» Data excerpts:
·····
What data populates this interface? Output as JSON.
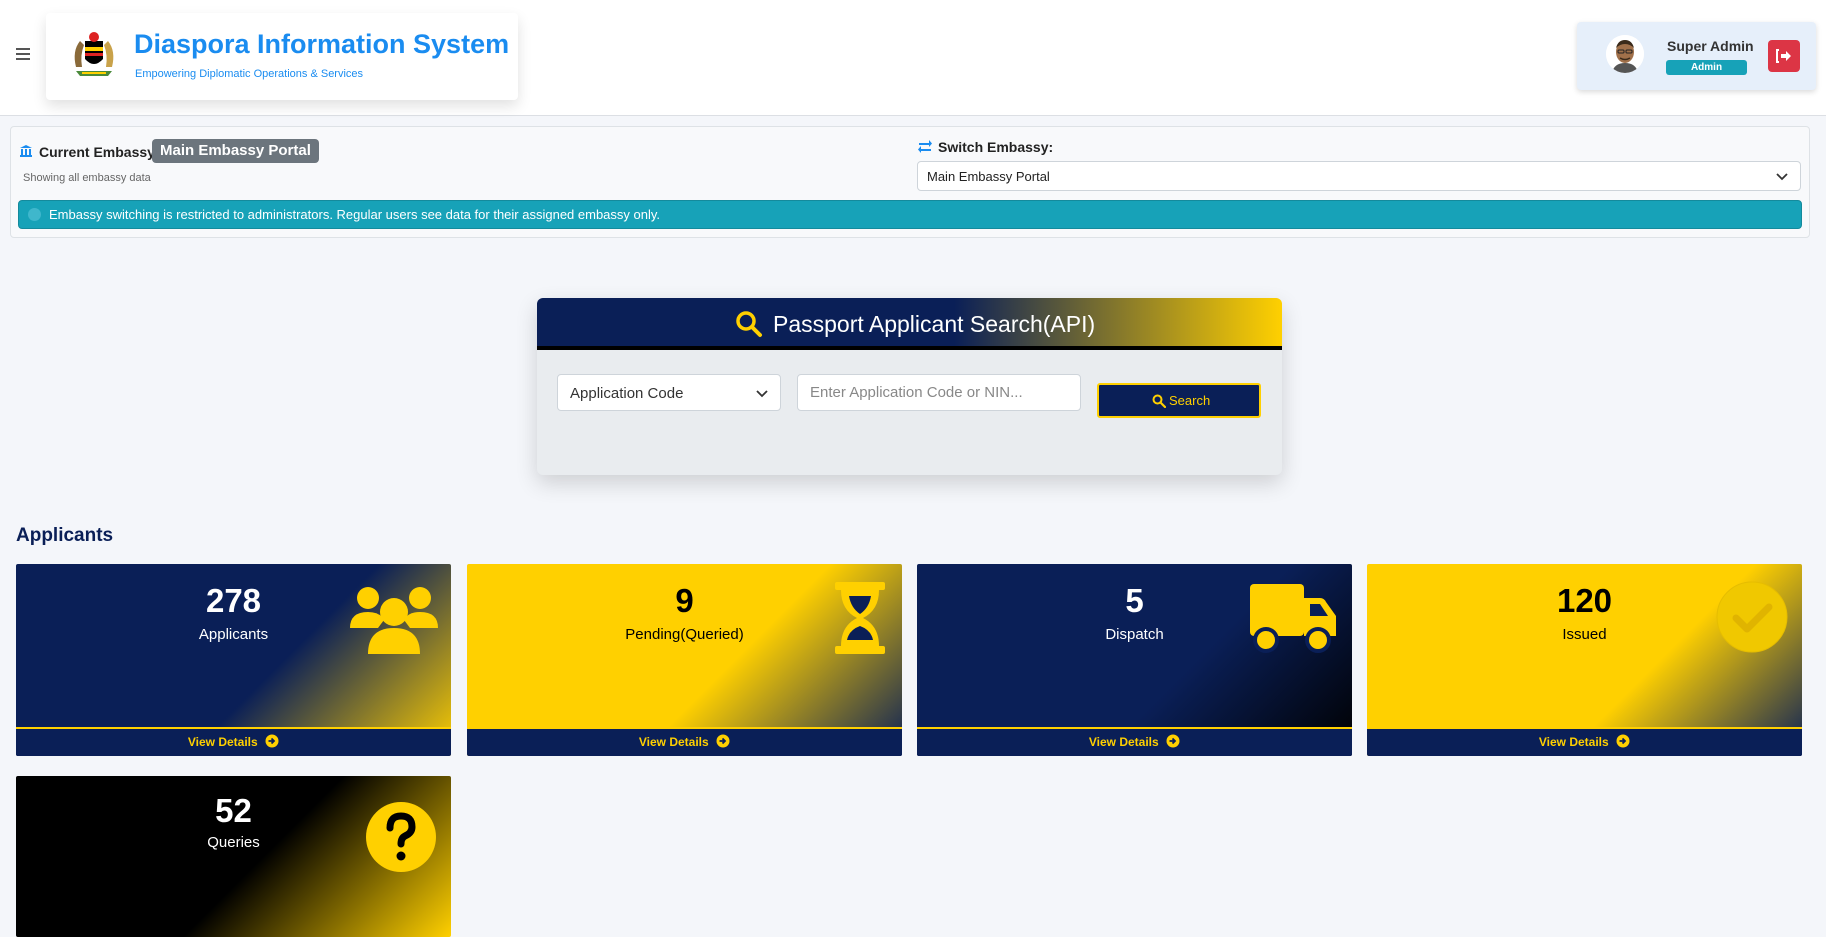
{
  "header": {
    "brand_title": "Diaspora Information System",
    "brand_subtitle": "Empowering Diplomatic Operations & Services",
    "user_name": "Super Admin",
    "user_role": "Admin"
  },
  "embassy": {
    "current_label": "Current Embassy:",
    "current_value": "Main Embassy Portal",
    "showing_text": "Showing all embassy data",
    "switch_label": "Switch Embassy:",
    "switch_selected": "Main Embassy Portal",
    "notice": "Embassy switching is restricted to administrators. Regular users see data for their assigned embassy only."
  },
  "search": {
    "title": "Passport Applicant Search(API)",
    "type_selected": "Application Code",
    "input_placeholder": "Enter Application Code or NIN...",
    "button_label": "Search"
  },
  "applicants": {
    "section_title": "Applicants",
    "cards": [
      {
        "count": "278",
        "label": "Applicants",
        "icon": "users-icon",
        "footer": "View Details"
      },
      {
        "count": "9",
        "label": "Pending(Queried)",
        "icon": "hourglass-icon",
        "footer": "View Details"
      },
      {
        "count": "5",
        "label": "Dispatch",
        "icon": "truck-icon",
        "footer": "View Details"
      },
      {
        "count": "120",
        "label": "Issued",
        "icon": "check-circle-icon",
        "footer": "View Details"
      },
      {
        "count": "52",
        "label": "Queries",
        "icon": "question-circle-icon",
        "footer": ""
      }
    ]
  },
  "colors": {
    "navy": "#0a1f57",
    "gold": "#ffd000",
    "brand_blue": "#1a8cf0",
    "info": "#17a2b8",
    "danger": "#dc3545"
  }
}
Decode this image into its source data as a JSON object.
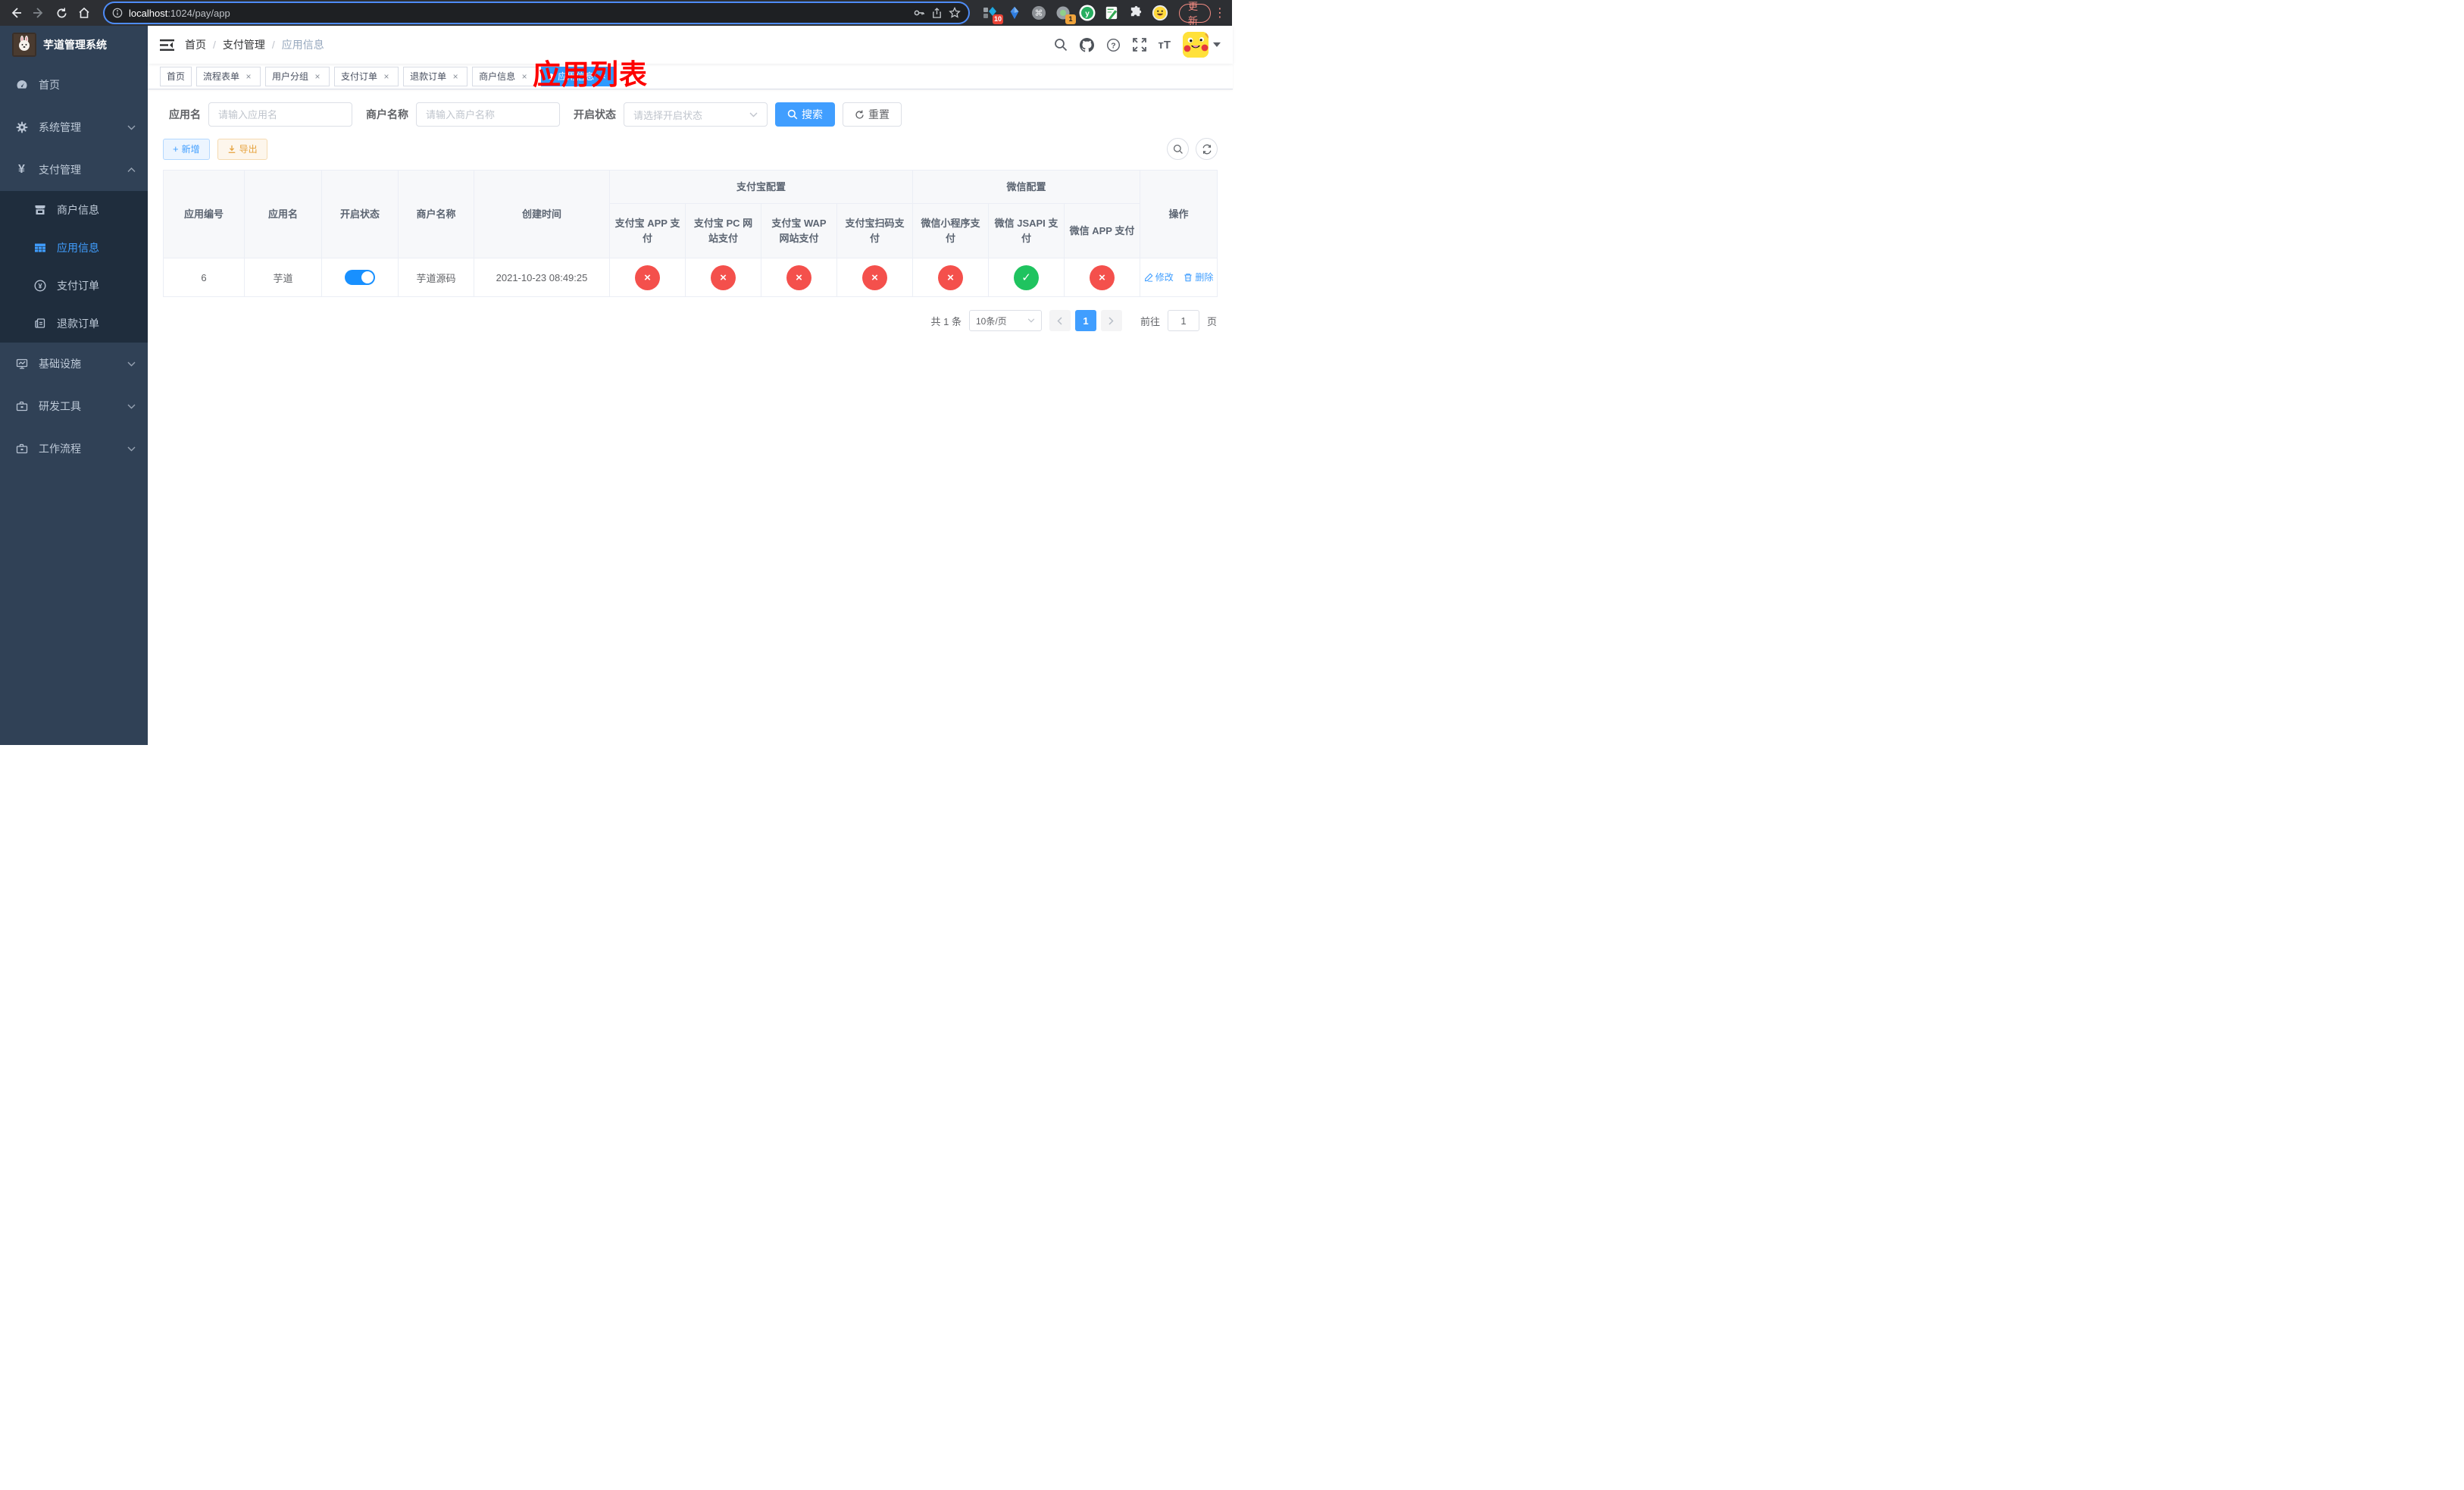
{
  "browser": {
    "url_host": "localhost",
    "url_path": ":1024/pay/app",
    "update_label": "更新",
    "ext_badge_grid": "10",
    "ext_badge_record": "1"
  },
  "sidebar": {
    "title": "芋道管理系统",
    "menu": [
      {
        "label": "首页"
      },
      {
        "label": "系统管理"
      },
      {
        "label": "支付管理"
      },
      {
        "label": "商户信息"
      },
      {
        "label": "应用信息"
      },
      {
        "label": "支付订单"
      },
      {
        "label": "退款订单"
      },
      {
        "label": "基础设施"
      },
      {
        "label": "研发工具"
      },
      {
        "label": "工作流程"
      }
    ]
  },
  "navbar": {
    "breadcrumb": [
      {
        "label": "首页"
      },
      {
        "label": "支付管理"
      },
      {
        "label": "应用信息"
      }
    ],
    "annotation": "应用列表"
  },
  "tabs": [
    {
      "label": "首页",
      "closable": false,
      "active": false
    },
    {
      "label": "流程表单",
      "closable": true,
      "active": false
    },
    {
      "label": "用户分组",
      "closable": true,
      "active": false
    },
    {
      "label": "支付订单",
      "closable": true,
      "active": false
    },
    {
      "label": "退款订单",
      "closable": true,
      "active": false
    },
    {
      "label": "商户信息",
      "closable": true,
      "active": false
    },
    {
      "label": "应用信息",
      "closable": true,
      "active": true
    }
  ],
  "filters": {
    "app_name_label": "应用名",
    "app_name_placeholder": "请输入应用名",
    "merchant_label": "商户名称",
    "merchant_placeholder": "请输入商户名称",
    "status_label": "开启状态",
    "status_placeholder": "请选择开启状态",
    "search_label": "搜索",
    "reset_label": "重置"
  },
  "actions": {
    "add_label": "新增",
    "export_label": "导出"
  },
  "table": {
    "headers": {
      "app_id": "应用编号",
      "app_name": "应用名",
      "status": "开启状态",
      "merchant": "商户名称",
      "created": "创建时间",
      "group_alipay": "支付宝配置",
      "group_wechat": "微信配置",
      "ops": "操作",
      "pay_cols": [
        "支付宝 APP 支付",
        "支付宝 PC 网站支付",
        "支付宝 WAP 网站支付",
        "支付宝扫码支付",
        "微信小程序支付",
        "微信 JSAPI 支付",
        "微信 APP 支付"
      ]
    },
    "row": {
      "id": "6",
      "name": "芋道",
      "switch_on": true,
      "merchant": "芋道源码",
      "created": "2021-10-23 08:49:25",
      "statuses": [
        false,
        false,
        false,
        false,
        false,
        true,
        false
      ],
      "edit_label": "修改",
      "delete_label": "删除"
    }
  },
  "pagination": {
    "total": "共 1 条",
    "page_size": "10条/页",
    "current_page": "1",
    "goto_prefix": "前往",
    "goto_value": "1",
    "goto_suffix": "页"
  },
  "colors": {
    "accent_blue": "#409eff",
    "sidebar_bg": "#304156",
    "submenu_bg": "#1f2d3d",
    "success_green": "#1fc35f",
    "error_red": "#f4504c",
    "warning_orange": "#e6a23c",
    "annotation_red": "#fd0100"
  }
}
·····
» TO BE DONE: Transcribe the listing in full. Omit the pictures and keep every line exact.

» THE COMPLETED TASK:
What data populates this interface? Output as JSON.
{
  "header": {
    "brand_title": "Diaspora Information System",
    "brand_subtitle": "Empowering Diplomatic Operations & Services",
    "user_name": "Super Admin",
    "user_role": "Admin"
  },
  "embassy": {
    "current_label": "Current Embassy:",
    "current_value": "Main Embassy Portal",
    "showing_text": "Showing all embassy data",
    "switch_label": "Switch Embassy:",
    "switch_selected": "Main Embassy Portal",
    "notice": "Embassy switching is restricted to administrators. Regular users see data for their assigned embassy only."
  },
  "search": {
    "title": "Passport Applicant Search(API)",
    "type_selected": "Application Code",
    "input_placeholder": "Enter Application Code or NIN...",
    "button_label": "Search"
  },
  "applicants": {
    "section_title": "Applicants",
    "cards": [
      {
        "count": "278",
        "label": "Applicants",
        "icon": "users-icon",
        "footer": "View Details"
      },
      {
        "count": "9",
        "label": "Pending(Queried)",
        "icon": "hourglass-icon",
        "footer": "View Details"
      },
      {
        "count": "5",
        "label": "Dispatch",
        "icon": "truck-icon",
        "footer": "View Details"
      },
      {
        "count": "120",
        "label": "Issued",
        "icon": "check-circle-icon",
        "footer": "View Details"
      },
      {
        "count": "52",
        "label": "Queries",
        "icon": "question-circle-icon",
        "footer": ""
      }
    ]
  },
  "colors": {
    "navy": "#0a1f57",
    "gold": "#ffd000",
    "brand_blue": "#1a8cf0",
    "info": "#17a2b8",
    "danger": "#dc3545"
  }
}
Decode this image into its source data as a JSON object.
{
  "browser": {
    "url_host": "localhost",
    "url_path": ":1024/pay/app",
    "update_label": "更新",
    "ext_badge_grid": "10",
    "ext_badge_record": "1"
  },
  "sidebar": {
    "title": "芋道管理系统",
    "menu": [
      {
        "label": "首页"
      },
      {
        "label": "系统管理"
      },
      {
        "label": "支付管理"
      },
      {
        "label": "商户信息"
      },
      {
        "label": "应用信息"
      },
      {
        "label": "支付订单"
      },
      {
        "label": "退款订单"
      },
      {
        "label": "基础设施"
      },
      {
        "label": "研发工具"
      },
      {
        "label": "工作流程"
      }
    ]
  },
  "navbar": {
    "breadcrumb": [
      {
        "label": "首页"
      },
      {
        "label": "支付管理"
      },
      {
        "label": "应用信息"
      }
    ],
    "annotation": "应用列表"
  },
  "tabs": [
    {
      "label": "首页",
      "closable": false,
      "active": false
    },
    {
      "label": "流程表单",
      "closable": true,
      "active": false
    },
    {
      "label": "用户分组",
      "closable": true,
      "active": false
    },
    {
      "label": "支付订单",
      "closable": true,
      "active": false
    },
    {
      "label": "退款订单",
      "closable": true,
      "active": false
    },
    {
      "label": "商户信息",
      "closable": true,
      "active": false
    },
    {
      "label": "应用信息",
      "closable": true,
      "active": true
    }
  ],
  "filters": {
    "app_name_label": "应用名",
    "app_name_placeholder": "请输入应用名",
    "merchant_label": "商户名称",
    "merchant_placeholder": "请输入商户名称",
    "status_label": "开启状态",
    "status_placeholder": "请选择开启状态",
    "search_label": "搜索",
    "reset_label": "重置"
  },
  "actions": {
    "add_label": "新增",
    "export_label": "导出"
  },
  "table": {
    "headers": {
      "app_id": "应用编号",
      "app_name": "应用名",
      "status": "开启状态",
      "merchant": "商户名称",
      "created": "创建时间",
      "group_alipay": "支付宝配置",
      "group_wechat": "微信配置",
      "ops": "操作",
      "pay_cols": [
        "支付宝 APP 支付",
        "支付宝 PC 网站支付",
        "支付宝 WAP 网站支付",
        "支付宝扫码支付",
        "微信小程序支付",
        "微信 JSAPI 支付",
        "微信 APP 支付"
      ]
    },
    "row": {
      "id": "6",
      "name": "芋道",
      "switch_on": true,
      "merchant": "芋道源码",
      "created": "2021-10-23 08:49:25",
      "statuses": [
        false,
        false,
        false,
        false,
        false,
        true,
        false
      ],
      "edit_label": "修改",
      "delete_label": "删除"
    }
  },
  "pagination": {
    "total": "共 1 条",
    "page_size": "10条/页",
    "current_page": "1",
    "goto_prefix": "前往",
    "goto_value": "1",
    "goto_suffix": "页"
  },
  "colors": {
    "accent_blue": "#409eff",
    "sidebar_bg": "#304156",
    "submenu_bg": "#1f2d3d",
    "success_green": "#1fc35f",
    "error_red": "#f4504c",
    "warning_orange": "#e6a23c",
    "annotation_red": "#fd0100"
  }
}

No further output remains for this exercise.